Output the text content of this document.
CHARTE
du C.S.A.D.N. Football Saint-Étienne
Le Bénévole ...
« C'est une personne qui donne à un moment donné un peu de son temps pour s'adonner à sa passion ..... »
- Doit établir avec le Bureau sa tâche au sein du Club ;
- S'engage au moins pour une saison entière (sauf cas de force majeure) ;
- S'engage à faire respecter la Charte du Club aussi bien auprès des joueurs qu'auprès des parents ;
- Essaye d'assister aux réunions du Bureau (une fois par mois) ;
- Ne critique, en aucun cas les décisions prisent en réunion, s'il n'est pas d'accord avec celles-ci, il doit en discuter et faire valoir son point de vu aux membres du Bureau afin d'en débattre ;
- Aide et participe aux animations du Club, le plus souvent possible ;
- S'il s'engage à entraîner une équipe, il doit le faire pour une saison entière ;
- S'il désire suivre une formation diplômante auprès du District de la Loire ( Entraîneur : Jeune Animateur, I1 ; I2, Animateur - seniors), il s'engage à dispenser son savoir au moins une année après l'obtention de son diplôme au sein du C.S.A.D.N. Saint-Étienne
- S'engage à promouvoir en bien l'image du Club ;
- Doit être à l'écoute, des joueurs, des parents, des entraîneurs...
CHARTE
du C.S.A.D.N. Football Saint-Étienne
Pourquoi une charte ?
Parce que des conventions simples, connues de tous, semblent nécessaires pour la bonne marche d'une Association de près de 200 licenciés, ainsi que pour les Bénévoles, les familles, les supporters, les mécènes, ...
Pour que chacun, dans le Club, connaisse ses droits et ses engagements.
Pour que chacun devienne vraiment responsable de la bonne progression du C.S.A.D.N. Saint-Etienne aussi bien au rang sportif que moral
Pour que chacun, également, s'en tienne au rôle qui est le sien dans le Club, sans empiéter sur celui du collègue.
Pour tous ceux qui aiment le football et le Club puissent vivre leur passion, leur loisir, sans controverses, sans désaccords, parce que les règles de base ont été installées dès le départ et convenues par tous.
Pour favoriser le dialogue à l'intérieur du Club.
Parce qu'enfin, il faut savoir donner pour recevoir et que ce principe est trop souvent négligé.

#### [Exercise]
Write out every entry word for word.

#### [Final result]
Output the text content of this document.
CHARTE
du C.S.A.D.N. Football Saint-Étienne
Le Bénévole ...
« C'est une personne qui donne à un moment donné un peu de son temps pour s'adonner à sa passion ..... »
- Doit établir avec le Bureau sa tâche au sein du Club ;
- S'engage au moins pour une saison entière (sauf cas de force majeure) ;
- S'engage à faire respecter la Charte du Club aussi bien auprès des joueurs qu'auprès des parents ;
- Essaye d'assister aux réunions du Bureau (une fois par mois) ;
- Ne critique, en aucun cas les décisions prisent en réunion, s'il n'est pas d'accord avec celles-ci, il doit en discuter et faire valoir son point de vu aux membres du Bureau afin d'en débattre ;
- Aide et participe aux animations du Club, le plus souvent possible ;
- S'il s'engage à entraîner une équipe, il doit le faire pour une saison entière ;
- S'il désire suivre une formation diplômante auprès du District de la Loire ( Entraîneur : Jeune Animateur, I1 ; I2, Animateur - seniors), il s'engage à dispenser son savoir au moins une année après l'obtention de son diplôme au sein du C.S.A.D.N. Saint-Étienne
- S'engage à promouvoir en bien l'image du Club ;
- Doit être à l'écoute, des joueurs, des parents, des entraîneurs...
CHARTE
du C.S.A.D.N. Football Saint-Étienne
Pourquoi une charte ?
Parce que des conventions simples, connues de tous, semblent nécessaires pour la bonne marche d'une Association de près de 200 licenciés, ainsi que pour les Bénévoles, les familles, les supporters, les mécènes, ...
Pour que chacun, dans le Club, connaisse ses droits et ses engagements.
Pour que chacun devienne vraiment responsable de la bonne progression du C.S.A.D.N. Saint-Etienne aussi bien au rang sportif que moral
Pour que chacun, également, s'en tienne au rôle qui est le sien dans le Club, sans empiéter sur celui du collègue.
Pour tous ceux qui aiment le football et le Club puissent vivre leur passion, leur loisir, sans controverses, sans désaccords, parce que les règles de base ont été installées dès le départ et convenues par tous.
Pour favoriser le dialogue à l'intérieur du Club.
Parce qu'enfin, il faut savoir donner pour recevoir et que ce principe est trop souvent négligé.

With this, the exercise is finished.